→ **Your objective**:
Take the material below and retype it in full; pictures are left out.

→ **Material supplied**:
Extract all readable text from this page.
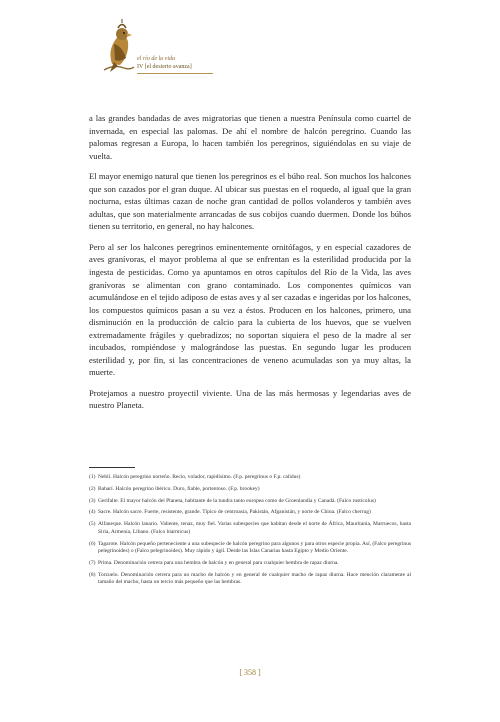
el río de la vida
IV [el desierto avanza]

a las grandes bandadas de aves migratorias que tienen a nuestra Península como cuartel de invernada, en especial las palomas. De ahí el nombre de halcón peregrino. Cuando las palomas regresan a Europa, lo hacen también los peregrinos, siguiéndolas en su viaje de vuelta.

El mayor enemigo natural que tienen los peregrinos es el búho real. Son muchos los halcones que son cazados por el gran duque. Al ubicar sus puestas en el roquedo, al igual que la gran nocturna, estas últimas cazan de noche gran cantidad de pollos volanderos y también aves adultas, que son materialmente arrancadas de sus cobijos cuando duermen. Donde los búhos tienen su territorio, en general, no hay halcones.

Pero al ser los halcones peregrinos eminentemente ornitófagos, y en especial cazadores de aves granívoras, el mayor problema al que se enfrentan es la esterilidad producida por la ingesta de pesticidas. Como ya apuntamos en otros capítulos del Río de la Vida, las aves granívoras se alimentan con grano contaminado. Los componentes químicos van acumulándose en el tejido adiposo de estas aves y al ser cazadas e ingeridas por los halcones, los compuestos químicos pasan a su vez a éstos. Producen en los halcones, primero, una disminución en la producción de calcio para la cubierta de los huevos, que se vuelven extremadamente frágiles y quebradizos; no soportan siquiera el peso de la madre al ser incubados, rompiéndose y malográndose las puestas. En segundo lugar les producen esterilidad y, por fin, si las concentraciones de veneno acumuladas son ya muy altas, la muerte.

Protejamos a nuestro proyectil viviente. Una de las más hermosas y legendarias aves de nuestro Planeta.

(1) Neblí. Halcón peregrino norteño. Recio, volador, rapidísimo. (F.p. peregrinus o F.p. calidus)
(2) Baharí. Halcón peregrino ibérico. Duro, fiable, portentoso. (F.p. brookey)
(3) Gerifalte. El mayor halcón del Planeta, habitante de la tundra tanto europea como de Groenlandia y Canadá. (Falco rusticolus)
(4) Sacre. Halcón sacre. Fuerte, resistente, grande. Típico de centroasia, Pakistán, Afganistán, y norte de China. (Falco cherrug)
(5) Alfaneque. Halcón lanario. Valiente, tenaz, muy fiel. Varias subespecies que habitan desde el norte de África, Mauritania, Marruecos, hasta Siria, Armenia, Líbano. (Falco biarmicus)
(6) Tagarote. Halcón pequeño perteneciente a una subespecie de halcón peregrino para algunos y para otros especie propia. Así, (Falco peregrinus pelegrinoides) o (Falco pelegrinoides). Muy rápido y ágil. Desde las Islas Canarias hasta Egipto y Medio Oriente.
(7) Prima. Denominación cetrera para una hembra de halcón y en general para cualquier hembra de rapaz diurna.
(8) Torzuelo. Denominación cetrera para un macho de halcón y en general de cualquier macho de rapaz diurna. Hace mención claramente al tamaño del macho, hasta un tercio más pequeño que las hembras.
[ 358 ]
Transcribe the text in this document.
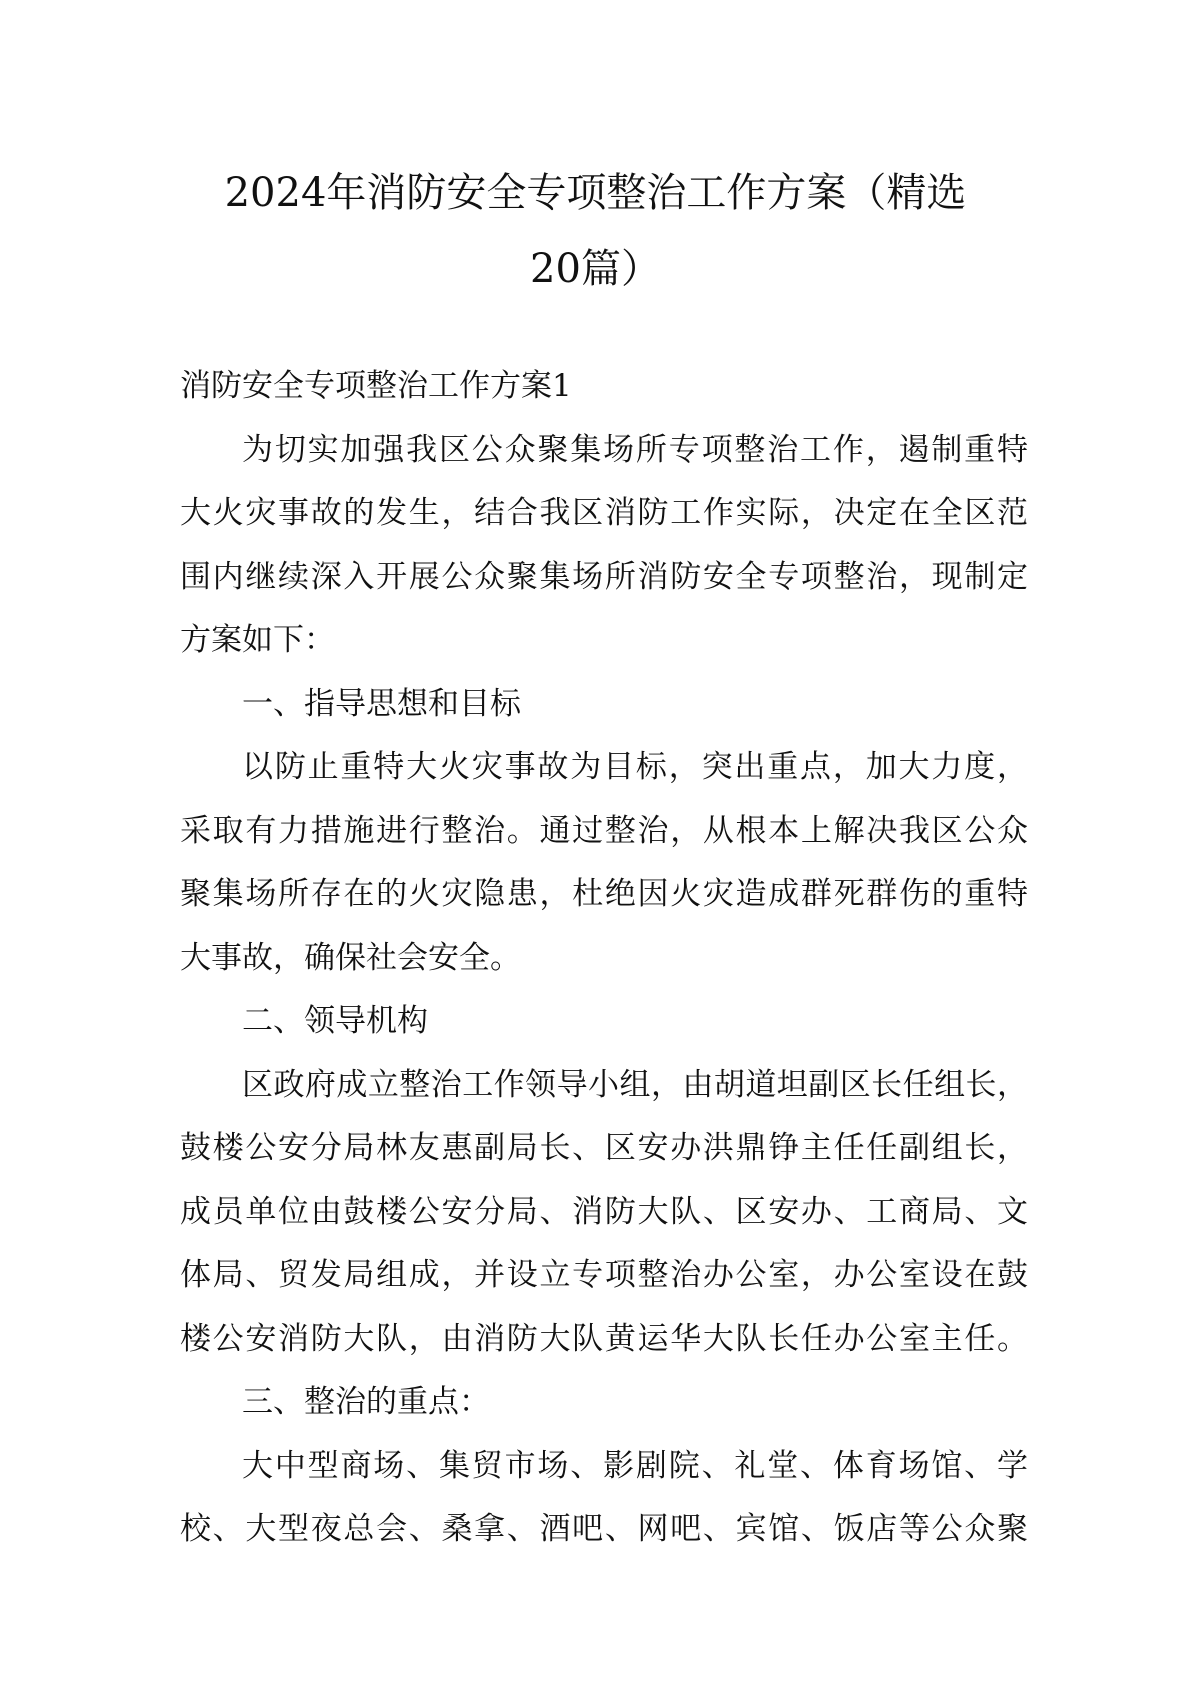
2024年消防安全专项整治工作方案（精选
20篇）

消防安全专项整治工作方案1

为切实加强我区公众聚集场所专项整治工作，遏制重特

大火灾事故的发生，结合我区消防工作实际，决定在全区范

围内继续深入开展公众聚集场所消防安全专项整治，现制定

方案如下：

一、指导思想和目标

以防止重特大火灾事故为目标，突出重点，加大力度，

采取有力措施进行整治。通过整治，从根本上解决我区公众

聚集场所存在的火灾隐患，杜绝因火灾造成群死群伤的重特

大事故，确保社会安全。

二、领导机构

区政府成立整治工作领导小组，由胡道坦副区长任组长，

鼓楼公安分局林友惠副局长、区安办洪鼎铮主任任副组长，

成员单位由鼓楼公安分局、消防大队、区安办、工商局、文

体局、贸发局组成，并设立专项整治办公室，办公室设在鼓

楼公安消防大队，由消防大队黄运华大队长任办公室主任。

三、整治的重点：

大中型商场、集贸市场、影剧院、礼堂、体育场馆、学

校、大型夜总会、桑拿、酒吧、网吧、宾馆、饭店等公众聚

→ **Written answer**:
Extract all readable text from this page.
el río de la vida
IV [el desierto avanza]

a las grandes bandadas de aves migratorias que tienen a nuestra Península como cuartel de invernada, en especial las palomas. De ahí el nombre de halcón peregrino. Cuando las palomas regresan a Europa, lo hacen también los peregrinos, siguiéndolas en su viaje de vuelta.

El mayor enemigo natural que tienen los peregrinos es el búho real. Son muchos los halcones que son cazados por el gran duque. Al ubicar sus puestas en el roquedo, al igual que la gran nocturna, estas últimas cazan de noche gran cantidad de pollos volanderos y también aves adultas, que son materialmente arrancadas de sus cobijos cuando duermen. Donde los búhos tienen su territorio, en general, no hay halcones.

Pero al ser los halcones peregrinos eminentemente ornitófagos, y en especial cazadores de aves granívoras, el mayor problema al que se enfrentan es la esterilidad producida por la ingesta de pesticidas. Como ya apuntamos en otros capítulos del Río de la Vida, las aves granívoras se alimentan con grano contaminado. Los componentes químicos van acumulándose en el tejido adiposo de estas aves y al ser cazadas e ingeridas por los halcones, los compuestos químicos pasan a su vez a éstos. Producen en los halcones, primero, una disminución en la producción de calcio para la cubierta de los huevos, que se vuelven extremadamente frágiles y quebradizos; no soportan siquiera el peso de la madre al ser incubados, rompiéndose y malográndose las puestas. En segundo lugar les producen esterilidad y, por fin, si las concentraciones de veneno acumuladas son ya muy altas, la muerte.

Protejamos a nuestro proyectil viviente. Una de las más hermosas y legendarias aves de nuestro Planeta.

(1) Neblí. Halcón peregrino norteño. Recio, volador, rapidísimo. (F.p. peregrinus o F.p. calidus)
(2) Baharí. Halcón peregrino ibérico. Duro, fiable, portentoso. (F.p. brookey)
(3) Gerifalte. El mayor halcón del Planeta, habitante de la tundra tanto europea como de Groenlandia y Canadá. (Falco rusticolus)
(4) Sacre. Halcón sacre. Fuerte, resistente, grande. Típico de centroasia, Pakistán, Afganistán, y norte de China. (Falco cherrug)
(5) Alfaneque. Halcón lanario. Valiente, tenaz, muy fiel. Varias subespecies que habitan desde el norte de África, Mauritania, Marruecos, hasta Siria, Armenia, Líbano. (Falco biarmicus)
(6) Tagarote. Halcón pequeño perteneciente a una subespecie de halcón peregrino para algunos y para otros especie propia. Así, (Falco peregrinus pelegrinoides) o (Falco pelegrinoides). Muy rápido y ágil. Desde las Islas Canarias hasta Egipto y Medio Oriente.
(7) Prima. Denominación cetrera para una hembra de halcón y en general para cualquier hembra de rapaz diurna.
(8) Torzuelo. Denominación cetrera para un macho de halcón y en general de cualquier macho de rapaz diurna. Hace mención claramente al tamaño del macho, hasta un tercio más pequeño que las hembras.
[ 358 ]
Transcribe the text in this document.
2024年消防安全专项整治工作方案（精选
20篇）

消防安全专项整治工作方案1

为切实加强我区公众聚集场所专项整治工作，遏制重特

大火灾事故的发生，结合我区消防工作实际，决定在全区范

围内继续深入开展公众聚集场所消防安全专项整治，现制定

方案如下：

一、指导思想和目标

以防止重特大火灾事故为目标，突出重点，加大力度，

采取有力措施进行整治。通过整治，从根本上解决我区公众

聚集场所存在的火灾隐患，杜绝因火灾造成群死群伤的重特

大事故，确保社会安全。

二、领导机构

区政府成立整治工作领导小组，由胡道坦副区长任组长，

鼓楼公安分局林友惠副局长、区安办洪鼎铮主任任副组长，

成员单位由鼓楼公安分局、消防大队、区安办、工商局、文

体局、贸发局组成，并设立专项整治办公室，办公室设在鼓

楼公安消防大队，由消防大队黄运华大队长任办公室主任。

三、整治的重点：

大中型商场、集贸市场、影剧院、礼堂、体育场馆、学

校、大型夜总会、桑拿、酒吧、网吧、宾馆、饭店等公众聚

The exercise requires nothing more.